[Dataset excerpts]
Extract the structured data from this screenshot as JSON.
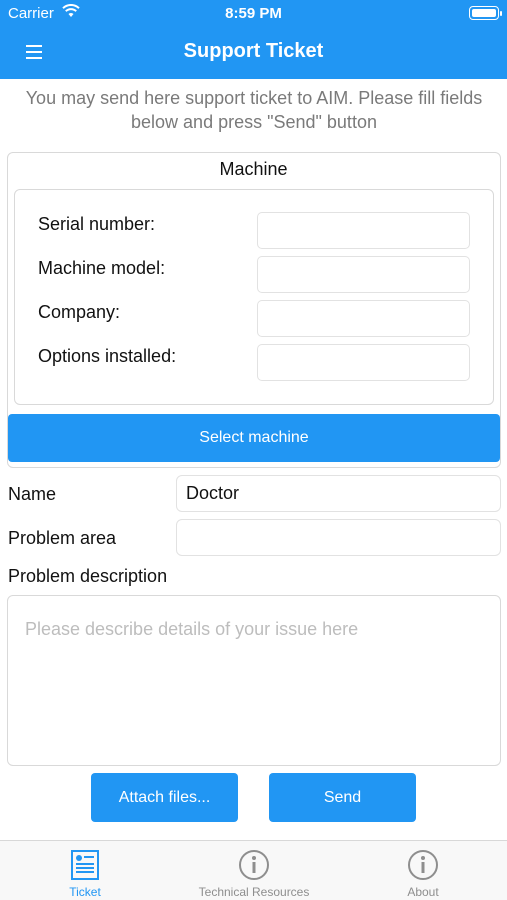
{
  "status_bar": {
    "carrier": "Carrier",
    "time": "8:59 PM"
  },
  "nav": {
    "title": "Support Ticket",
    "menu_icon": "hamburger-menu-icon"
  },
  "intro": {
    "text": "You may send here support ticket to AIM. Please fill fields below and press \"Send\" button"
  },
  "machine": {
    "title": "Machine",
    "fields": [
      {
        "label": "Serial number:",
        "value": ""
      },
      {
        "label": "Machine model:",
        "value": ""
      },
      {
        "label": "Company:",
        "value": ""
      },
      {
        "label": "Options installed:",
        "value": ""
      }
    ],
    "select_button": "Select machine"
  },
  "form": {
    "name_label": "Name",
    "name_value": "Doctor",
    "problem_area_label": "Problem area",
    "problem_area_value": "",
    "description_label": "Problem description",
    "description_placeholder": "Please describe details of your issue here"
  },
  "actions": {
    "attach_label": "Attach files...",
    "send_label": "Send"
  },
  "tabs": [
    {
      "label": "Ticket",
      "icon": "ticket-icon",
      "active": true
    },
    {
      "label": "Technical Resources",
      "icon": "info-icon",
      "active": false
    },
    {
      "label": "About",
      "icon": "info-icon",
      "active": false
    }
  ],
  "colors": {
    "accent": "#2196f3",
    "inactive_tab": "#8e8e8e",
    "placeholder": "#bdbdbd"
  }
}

_What you have to do:_ Write out all the records again, exactly, minus any pictures.

_Solution to this exercise:_
Extract the structured data from this screenshot as JSON.
{
  "status_bar": {
    "carrier": "Carrier",
    "time": "8:59 PM"
  },
  "nav": {
    "title": "Support Ticket",
    "menu_icon": "hamburger-menu-icon"
  },
  "intro": {
    "text": "You may send here support ticket to AIM. Please fill fields below and press \"Send\" button"
  },
  "machine": {
    "title": "Machine",
    "fields": [
      {
        "label": "Serial number:",
        "value": ""
      },
      {
        "label": "Machine model:",
        "value": ""
      },
      {
        "label": "Company:",
        "value": ""
      },
      {
        "label": "Options installed:",
        "value": ""
      }
    ],
    "select_button": "Select machine"
  },
  "form": {
    "name_label": "Name",
    "name_value": "Doctor",
    "problem_area_label": "Problem area",
    "problem_area_value": "",
    "description_label": "Problem description",
    "description_placeholder": "Please describe details of your issue here"
  },
  "actions": {
    "attach_label": "Attach files...",
    "send_label": "Send"
  },
  "tabs": [
    {
      "label": "Ticket",
      "icon": "ticket-icon",
      "active": true
    },
    {
      "label": "Technical Resources",
      "icon": "info-icon",
      "active": false
    },
    {
      "label": "About",
      "icon": "info-icon",
      "active": false
    }
  ],
  "colors": {
    "accent": "#2196f3",
    "inactive_tab": "#8e8e8e",
    "placeholder": "#bdbdbd"
  }
}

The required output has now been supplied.